Find the lines of data that contain the string "nothing", then list them.

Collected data

★ ★ ★ ★ ★ ★ ★

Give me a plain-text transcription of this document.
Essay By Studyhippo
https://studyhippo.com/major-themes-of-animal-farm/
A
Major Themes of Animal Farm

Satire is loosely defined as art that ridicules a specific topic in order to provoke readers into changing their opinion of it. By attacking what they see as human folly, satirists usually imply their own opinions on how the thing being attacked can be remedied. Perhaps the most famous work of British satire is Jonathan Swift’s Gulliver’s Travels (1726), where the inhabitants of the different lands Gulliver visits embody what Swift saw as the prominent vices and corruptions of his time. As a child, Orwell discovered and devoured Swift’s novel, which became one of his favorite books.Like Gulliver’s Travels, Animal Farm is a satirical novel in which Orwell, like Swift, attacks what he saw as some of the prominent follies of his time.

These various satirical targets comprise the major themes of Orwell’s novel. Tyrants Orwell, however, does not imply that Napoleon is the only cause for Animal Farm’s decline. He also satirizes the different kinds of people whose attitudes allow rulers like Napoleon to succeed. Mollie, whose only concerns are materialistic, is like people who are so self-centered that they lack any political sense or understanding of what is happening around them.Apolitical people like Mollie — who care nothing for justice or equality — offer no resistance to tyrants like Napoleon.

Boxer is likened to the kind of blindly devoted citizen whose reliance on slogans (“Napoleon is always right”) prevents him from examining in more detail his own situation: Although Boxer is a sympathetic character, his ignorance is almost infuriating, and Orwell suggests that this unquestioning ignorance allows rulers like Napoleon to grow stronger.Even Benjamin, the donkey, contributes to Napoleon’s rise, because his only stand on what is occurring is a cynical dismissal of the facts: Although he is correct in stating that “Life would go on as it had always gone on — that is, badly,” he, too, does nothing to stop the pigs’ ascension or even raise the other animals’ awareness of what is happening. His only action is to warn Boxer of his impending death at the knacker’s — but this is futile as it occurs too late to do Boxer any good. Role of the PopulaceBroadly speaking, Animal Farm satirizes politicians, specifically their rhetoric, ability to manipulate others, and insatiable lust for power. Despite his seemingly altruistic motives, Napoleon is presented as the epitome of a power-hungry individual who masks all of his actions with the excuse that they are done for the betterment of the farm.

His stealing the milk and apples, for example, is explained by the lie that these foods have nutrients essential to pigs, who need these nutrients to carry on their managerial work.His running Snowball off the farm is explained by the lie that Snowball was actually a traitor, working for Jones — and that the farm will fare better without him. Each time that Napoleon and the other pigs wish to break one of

★ ★ ★ ★ ★ ★ ★

# [Worked solution]
These various satirical targets comprise the major themes of Orwell’s novel. Tyrants Orwell, however, does not imply that Napoleon is the only cause for Animal Farm’s decline. He also satirizes the different kinds of people whose attitudes allow rulers like Napoleon to succeed. Mollie, whose only concerns are materialistic, is like people who are so self-centered that they lack any political sense or understanding of what is happening around them.Apolitical people like Mollie — who care nothing for justice or equality — offer no resistance to tyrants like Napoleon.
Boxer is likened to the kind of blindly devoted citizen whose reliance on slogans (“Napoleon is always right”) prevents him from examining in more detail his own situation: Although Boxer is a sympathetic character, his ignorance is almost infuriating, and Orwell suggests that this unquestioning ignorance allows rulers like Napoleon to grow stronger.Even Benjamin, the donkey, contributes to Napoleon’s rise, because his only stand on what is occurring is a cynical dismissal of the facts: Although he is correct in stating that “Life would go on as it had always gone on — that is, badly,” he, too, does nothing to stop the pigs’ ascension or even raise the other animals’ awareness of what is happening. His only action is to warn Boxer of his impending death at the knacker’s — but this is futile as it occurs too late to do Boxer any good. Role of the PopulaceBroadly speaking, Animal Farm satirizes politicians, specifically their rhetoric, ability to manipulate others, and insatiable lust for power. Despite his seemingly altruistic motives, Napoleon is presented as the epitome of a power-hungry individual who masks all of his actions with the excuse that they are done for the betterment of the farm.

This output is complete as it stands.